**What the task requires**: What follows is a block of records; reproduce all of it verbatim.

══════════

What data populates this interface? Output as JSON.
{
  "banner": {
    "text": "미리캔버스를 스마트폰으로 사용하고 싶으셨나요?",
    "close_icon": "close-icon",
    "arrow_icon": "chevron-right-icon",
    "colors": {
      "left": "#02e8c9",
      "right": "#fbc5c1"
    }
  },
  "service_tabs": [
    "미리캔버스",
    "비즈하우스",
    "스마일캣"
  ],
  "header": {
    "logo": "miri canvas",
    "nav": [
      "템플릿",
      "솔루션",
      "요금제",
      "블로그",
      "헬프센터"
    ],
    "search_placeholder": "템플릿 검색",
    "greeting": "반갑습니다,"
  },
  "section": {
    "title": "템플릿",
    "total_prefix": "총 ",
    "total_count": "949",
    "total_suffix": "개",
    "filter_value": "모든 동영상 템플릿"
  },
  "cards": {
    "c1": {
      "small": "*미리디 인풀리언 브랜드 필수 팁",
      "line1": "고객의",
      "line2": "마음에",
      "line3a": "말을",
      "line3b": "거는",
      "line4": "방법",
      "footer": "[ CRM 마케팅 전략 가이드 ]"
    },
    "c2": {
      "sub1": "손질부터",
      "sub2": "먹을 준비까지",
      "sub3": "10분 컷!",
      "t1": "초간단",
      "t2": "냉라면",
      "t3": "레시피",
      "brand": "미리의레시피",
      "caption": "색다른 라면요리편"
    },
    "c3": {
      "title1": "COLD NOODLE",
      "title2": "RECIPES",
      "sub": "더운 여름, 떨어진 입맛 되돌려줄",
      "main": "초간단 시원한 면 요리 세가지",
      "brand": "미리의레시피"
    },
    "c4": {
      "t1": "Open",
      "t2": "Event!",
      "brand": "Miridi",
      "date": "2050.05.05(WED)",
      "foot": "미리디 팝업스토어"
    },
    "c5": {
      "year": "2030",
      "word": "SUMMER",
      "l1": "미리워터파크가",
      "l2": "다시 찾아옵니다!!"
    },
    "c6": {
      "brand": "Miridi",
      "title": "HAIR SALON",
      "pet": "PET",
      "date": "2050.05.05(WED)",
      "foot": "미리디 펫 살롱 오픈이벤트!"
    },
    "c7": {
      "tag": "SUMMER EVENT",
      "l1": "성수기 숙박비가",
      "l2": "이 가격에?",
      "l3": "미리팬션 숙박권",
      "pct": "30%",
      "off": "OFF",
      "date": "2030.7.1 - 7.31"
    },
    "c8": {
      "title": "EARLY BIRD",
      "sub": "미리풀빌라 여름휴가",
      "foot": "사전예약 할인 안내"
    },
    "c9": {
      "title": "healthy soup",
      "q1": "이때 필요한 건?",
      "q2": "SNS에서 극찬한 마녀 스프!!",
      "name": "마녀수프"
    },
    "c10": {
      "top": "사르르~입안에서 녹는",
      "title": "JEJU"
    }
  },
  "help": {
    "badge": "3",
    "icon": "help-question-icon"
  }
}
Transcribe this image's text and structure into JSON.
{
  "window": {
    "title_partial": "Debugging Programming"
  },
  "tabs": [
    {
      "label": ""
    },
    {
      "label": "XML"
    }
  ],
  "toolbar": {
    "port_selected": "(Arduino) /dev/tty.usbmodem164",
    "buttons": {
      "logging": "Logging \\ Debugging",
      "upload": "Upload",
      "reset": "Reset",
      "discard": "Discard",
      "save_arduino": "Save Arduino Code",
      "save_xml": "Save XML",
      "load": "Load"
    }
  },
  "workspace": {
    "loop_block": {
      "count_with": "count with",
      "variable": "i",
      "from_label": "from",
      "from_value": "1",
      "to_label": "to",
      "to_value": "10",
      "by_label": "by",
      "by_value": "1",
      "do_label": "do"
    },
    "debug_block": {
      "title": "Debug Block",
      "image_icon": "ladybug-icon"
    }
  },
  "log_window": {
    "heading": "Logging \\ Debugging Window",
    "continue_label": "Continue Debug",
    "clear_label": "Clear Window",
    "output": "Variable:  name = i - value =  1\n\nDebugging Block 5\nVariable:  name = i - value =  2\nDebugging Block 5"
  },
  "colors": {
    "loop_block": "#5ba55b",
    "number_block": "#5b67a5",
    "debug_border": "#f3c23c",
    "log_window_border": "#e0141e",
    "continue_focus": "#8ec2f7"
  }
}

══════════

**Task output**:
What data populates this interface? Output as JSON.
{
  "banner": {
    "text": "미리캔버스를 스마트폰으로 사용하고 싶으셨나요?",
    "close_icon": "close-icon",
    "arrow_icon": "chevron-right-icon",
    "colors": {
      "left": "#02e8c9",
      "right": "#fbc5c1"
    }
  },
  "service_tabs": [
    "미리캔버스",
    "비즈하우스",
    "스마일캣"
  ],
  "header": {
    "logo": "miri canvas",
    "nav": [
      "템플릿",
      "솔루션",
      "요금제",
      "블로그",
      "헬프센터"
    ],
    "search_placeholder": "템플릿 검색",
    "greeting": "반갑습니다,"
  },
  "section": {
    "title": "템플릿",
    "total_prefix": "총 ",
    "total_count": "949",
    "total_suffix": "개",
    "filter_value": "모든 동영상 템플릿"
  },
  "cards": {
    "c1": {
      "small": "*미리디 인풀리언 브랜드 필수 팁",
      "line1": "고객의",
      "line2": "마음에",
      "line3a": "말을",
      "line3b": "거는",
      "line4": "방법",
      "footer": "[ CRM 마케팅 전략 가이드 ]"
    },
    "c2": {
      "sub1": "손질부터",
      "sub2": "먹을 준비까지",
      "sub3": "10분 컷!",
      "t1": "초간단",
      "t2": "냉라면",
      "t3": "레시피",
      "brand": "미리의레시피",
      "caption": "색다른 라면요리편"
    },
    "c3": {
      "title1": "COLD NOODLE",
      "title2": "RECIPES",
      "sub": "더운 여름, 떨어진 입맛 되돌려줄",
      "main": "초간단 시원한 면 요리 세가지",
      "brand": "미리의레시피"
    },
    "c4": {
      "t1": "Open",
      "t2": "Event!",
      "brand": "Miridi",
      "date": "2050.05.05(WED)",
      "foot": "미리디 팝업스토어"
    },
    "c5": {
      "year": "2030",
      "word": "SUMMER",
      "l1": "미리워터파크가",
      "l2": "다시 찾아옵니다!!"
    },
    "c6": {
      "brand": "Miridi",
      "title": "HAIR SALON",
      "pet": "PET",
      "date": "2050.05.05(WED)",
      "foot": "미리디 펫 살롱 오픈이벤트!"
    },
    "c7": {
      "tag": "SUMMER EVENT",
      "l1": "성수기 숙박비가",
      "l2": "이 가격에?",
      "l3": "미리팬션 숙박권",
      "pct": "30%",
      "off": "OFF",
      "date": "2030.7.1 - 7.31"
    },
    "c8": {
      "title": "EARLY BIRD",
      "sub": "미리풀빌라 여름휴가",
      "foot": "사전예약 할인 안내"
    },
    "c9": {
      "title": "healthy soup",
      "q1": "이때 필요한 건?",
      "q2": "SNS에서 극찬한 마녀 스프!!",
      "name": "마녀수프"
    },
    "c10": {
      "top": "사르르~입안에서 녹는",
      "title": "JEJU"
    }
  },
  "help": {
    "badge": "3",
    "icon": "help-question-icon"
  }
}
Transcribe this image's text and structure into JSON.
{
  "window": {
    "title_partial": "Debugging Programming"
  },
  "tabs": [
    {
      "label": ""
    },
    {
      "label": "XML"
    }
  ],
  "toolbar": {
    "port_selected": "(Arduino) /dev/tty.usbmodem164",
    "buttons": {
      "logging": "Logging \\ Debugging",
      "upload": "Upload",
      "reset": "Reset",
      "discard": "Discard",
      "save_arduino": "Save Arduino Code",
      "save_xml": "Save XML",
      "load": "Load"
    }
  },
  "workspace": {
    "loop_block": {
      "count_with": "count with",
      "variable": "i",
      "from_label": "from",
      "from_value": "1",
      "to_label": "to",
      "to_value": "10",
      "by_label": "by",
      "by_value": "1",
      "do_label": "do"
    },
    "debug_block": {
      "title": "Debug Block",
      "image_icon": "ladybug-icon"
    }
  },
  "log_window": {
    "heading": "Logging \\ Debugging Window",
    "continue_label": "Continue Debug",
    "clear_label": "Clear Window",
    "output": "Variable:  name = i - value =  1\n\nDebugging Block 5\nVariable:  name = i - value =  2\nDebugging Block 5"
  },
  "colors": {
    "loop_block": "#5ba55b",
    "number_block": "#5b67a5",
    "debug_border": "#f3c23c",
    "log_window_border": "#e0141e",
    "continue_focus": "#8ec2f7"
  }
}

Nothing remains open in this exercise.